Stored records
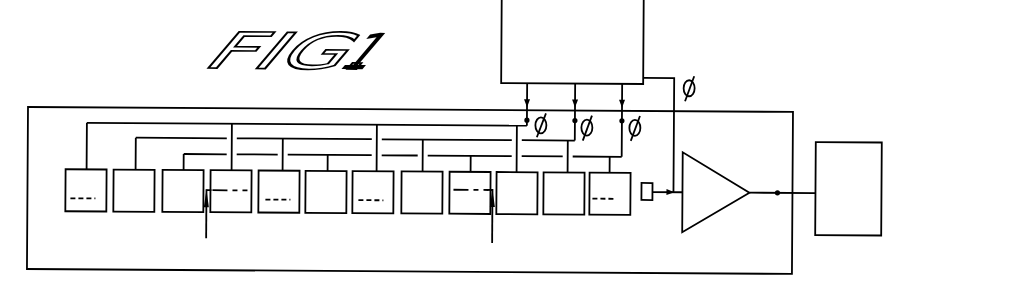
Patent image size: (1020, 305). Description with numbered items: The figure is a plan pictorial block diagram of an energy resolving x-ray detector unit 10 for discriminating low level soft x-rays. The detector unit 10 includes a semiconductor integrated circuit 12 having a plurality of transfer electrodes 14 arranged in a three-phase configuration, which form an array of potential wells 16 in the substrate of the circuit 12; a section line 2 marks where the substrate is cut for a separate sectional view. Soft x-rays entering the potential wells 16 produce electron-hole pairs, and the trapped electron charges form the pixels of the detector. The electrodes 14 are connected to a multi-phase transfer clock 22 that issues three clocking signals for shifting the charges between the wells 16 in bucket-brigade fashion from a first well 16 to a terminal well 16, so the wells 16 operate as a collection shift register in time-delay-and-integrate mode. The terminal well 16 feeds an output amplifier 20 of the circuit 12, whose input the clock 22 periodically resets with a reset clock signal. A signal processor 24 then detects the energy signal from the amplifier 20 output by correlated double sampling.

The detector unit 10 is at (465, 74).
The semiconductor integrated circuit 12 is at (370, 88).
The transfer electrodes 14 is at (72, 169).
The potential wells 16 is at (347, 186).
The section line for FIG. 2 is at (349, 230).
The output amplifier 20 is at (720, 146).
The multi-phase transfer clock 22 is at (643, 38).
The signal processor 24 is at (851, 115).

...

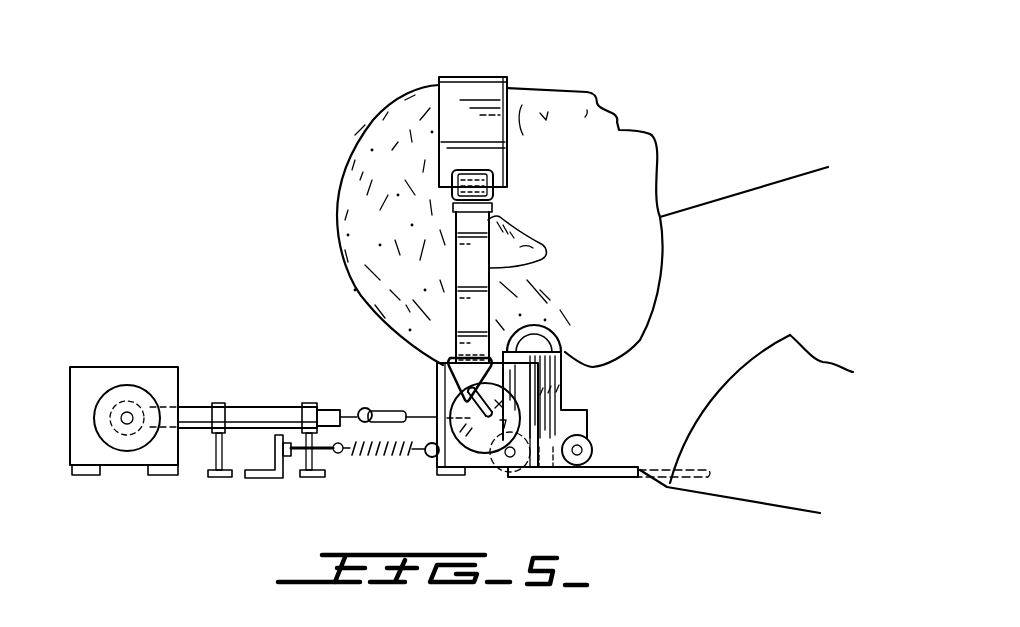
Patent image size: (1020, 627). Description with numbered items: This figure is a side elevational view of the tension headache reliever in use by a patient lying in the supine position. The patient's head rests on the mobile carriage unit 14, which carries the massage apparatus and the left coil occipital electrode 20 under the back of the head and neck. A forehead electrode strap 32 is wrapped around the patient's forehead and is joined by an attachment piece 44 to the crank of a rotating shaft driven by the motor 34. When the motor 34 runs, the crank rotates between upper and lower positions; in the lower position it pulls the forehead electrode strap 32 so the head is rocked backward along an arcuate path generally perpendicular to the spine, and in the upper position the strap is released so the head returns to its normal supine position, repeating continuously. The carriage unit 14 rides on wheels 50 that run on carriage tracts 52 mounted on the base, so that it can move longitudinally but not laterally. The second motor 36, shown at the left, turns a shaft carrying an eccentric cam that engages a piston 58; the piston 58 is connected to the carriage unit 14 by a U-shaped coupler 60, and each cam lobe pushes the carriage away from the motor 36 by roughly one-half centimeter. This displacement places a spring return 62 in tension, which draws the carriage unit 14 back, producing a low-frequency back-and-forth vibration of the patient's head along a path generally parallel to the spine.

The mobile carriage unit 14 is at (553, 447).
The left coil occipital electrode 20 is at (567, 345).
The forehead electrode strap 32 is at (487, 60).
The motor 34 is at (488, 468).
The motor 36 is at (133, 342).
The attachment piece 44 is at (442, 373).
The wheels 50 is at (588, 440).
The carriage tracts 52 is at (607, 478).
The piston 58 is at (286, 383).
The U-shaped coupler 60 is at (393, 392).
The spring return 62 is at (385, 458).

...

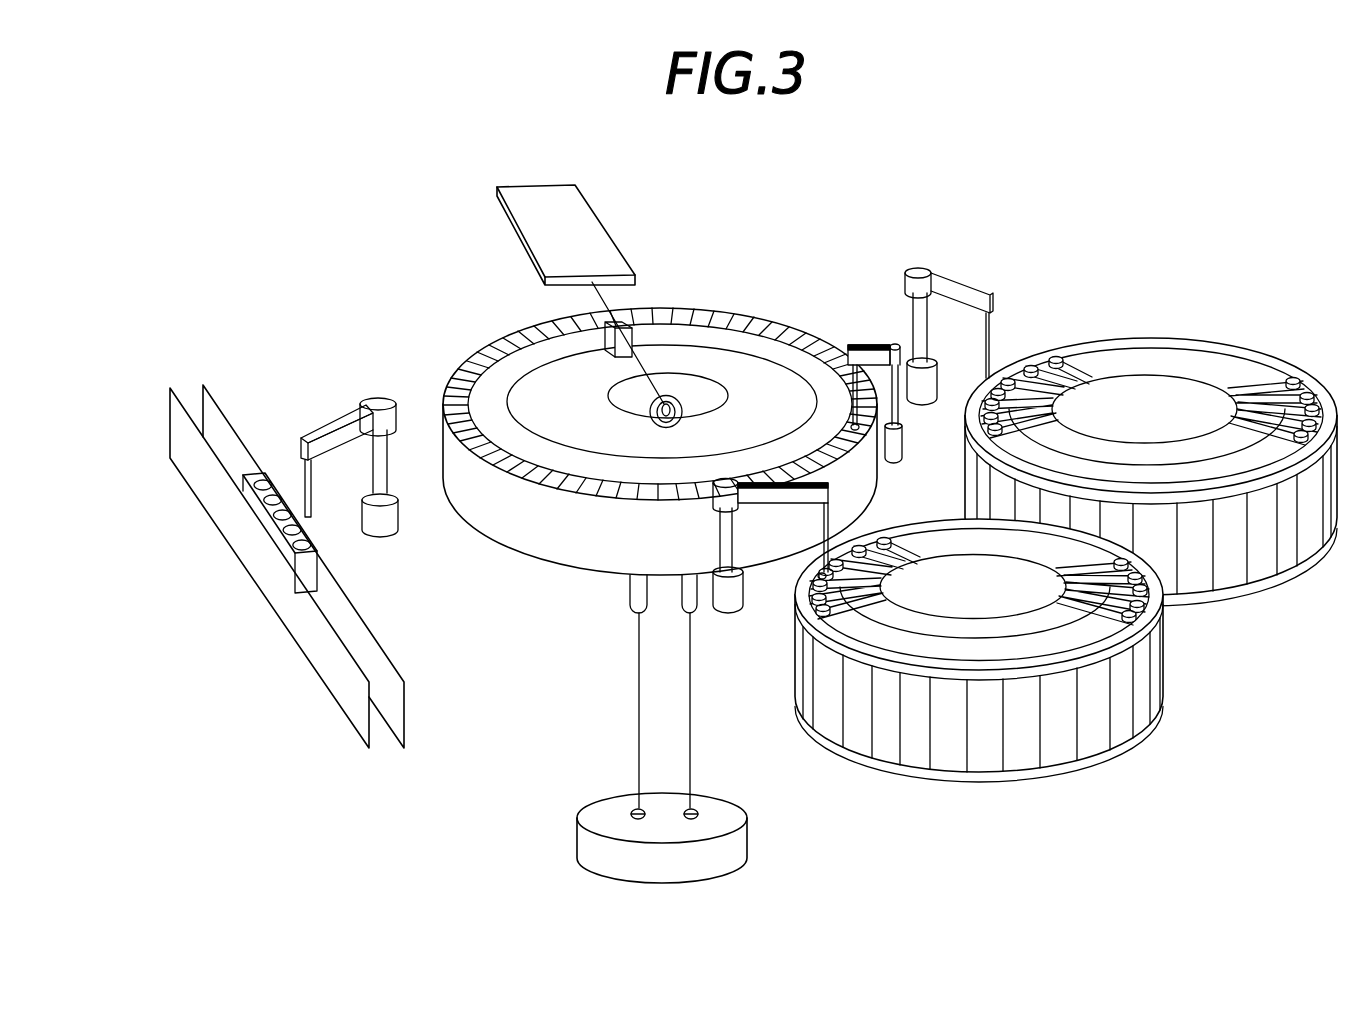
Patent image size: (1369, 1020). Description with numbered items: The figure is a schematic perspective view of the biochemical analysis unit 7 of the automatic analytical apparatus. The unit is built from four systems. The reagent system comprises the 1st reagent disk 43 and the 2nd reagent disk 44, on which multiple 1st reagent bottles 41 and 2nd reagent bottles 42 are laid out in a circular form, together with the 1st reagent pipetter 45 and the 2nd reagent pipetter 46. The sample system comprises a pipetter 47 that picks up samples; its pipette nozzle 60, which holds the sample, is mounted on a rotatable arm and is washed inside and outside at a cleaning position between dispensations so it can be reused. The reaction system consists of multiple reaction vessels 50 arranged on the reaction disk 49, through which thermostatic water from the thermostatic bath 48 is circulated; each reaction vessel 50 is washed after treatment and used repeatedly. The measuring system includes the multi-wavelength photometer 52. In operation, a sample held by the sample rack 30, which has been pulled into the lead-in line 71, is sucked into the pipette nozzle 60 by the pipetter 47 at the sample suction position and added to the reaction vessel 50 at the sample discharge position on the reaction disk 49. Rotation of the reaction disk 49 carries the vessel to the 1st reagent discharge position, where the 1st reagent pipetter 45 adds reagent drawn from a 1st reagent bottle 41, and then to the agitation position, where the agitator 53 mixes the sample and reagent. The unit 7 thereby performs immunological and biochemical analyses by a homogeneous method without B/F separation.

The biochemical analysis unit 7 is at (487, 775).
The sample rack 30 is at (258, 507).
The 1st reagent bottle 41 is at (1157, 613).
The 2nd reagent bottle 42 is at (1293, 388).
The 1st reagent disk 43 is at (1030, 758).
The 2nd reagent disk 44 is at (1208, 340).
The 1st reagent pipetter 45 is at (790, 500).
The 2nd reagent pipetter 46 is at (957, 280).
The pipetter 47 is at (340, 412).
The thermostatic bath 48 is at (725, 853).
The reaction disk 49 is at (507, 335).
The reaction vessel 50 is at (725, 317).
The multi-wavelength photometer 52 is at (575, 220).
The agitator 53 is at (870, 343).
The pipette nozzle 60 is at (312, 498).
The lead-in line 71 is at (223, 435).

• Task description
Update the lines from the line with "Patent image size: (1020, 305)." to the line with "The signal processor 24 is at (851, 115).", changing "discriminating" to "distinguishing" and leaving everything else as it is.

• Solved exercise
Patent image size: (1020, 305). Description with numbered items: The figure is a plan pictorial block diagram of an energy resolving x-ray detector unit 10 for distinguishing low level soft x-rays. The detector unit 10 includes a semiconductor integrated circuit 12 having a plurality of transfer electrodes 14 arranged in a three-phase configuration, which form an array of potential wells 16 in the substrate of the circuit 12; a section line 2 marks where the substrate is cut for a separate sectional view. Soft x-rays entering the potential wells 16 produce electron-hole pairs, and the trapped electron charges form the pixels of the detector. The electrodes 14 are connected to a multi-phase transfer clock 22 that issues three clocking signals for shifting the charges between the wells 16 in bucket-brigade fashion from a first well 16 to a terminal well 16, so the wells 16 operate as a collection shift register in time-delay-and-integrate mode. The terminal well 16 feeds an output amplifier 20 of the circuit 12, whose input the clock 22 periodically resets with a reset clock signal. A signal processor 24 then detects the energy signal from the amplifier 20 output by correlated double sampling.

The detector unit 10 is at (465, 74).
The semiconductor integrated circuit 12 is at (370, 88).
The transfer electrodes 14 is at (72, 169).
The potential wells 16 is at (347, 186).
The section line for FIG. 2 is at (349, 230).
The output amplifier 20 is at (720, 146).
The multi-phase transfer clock 22 is at (643, 38).
The signal processor 24 is at (851, 115).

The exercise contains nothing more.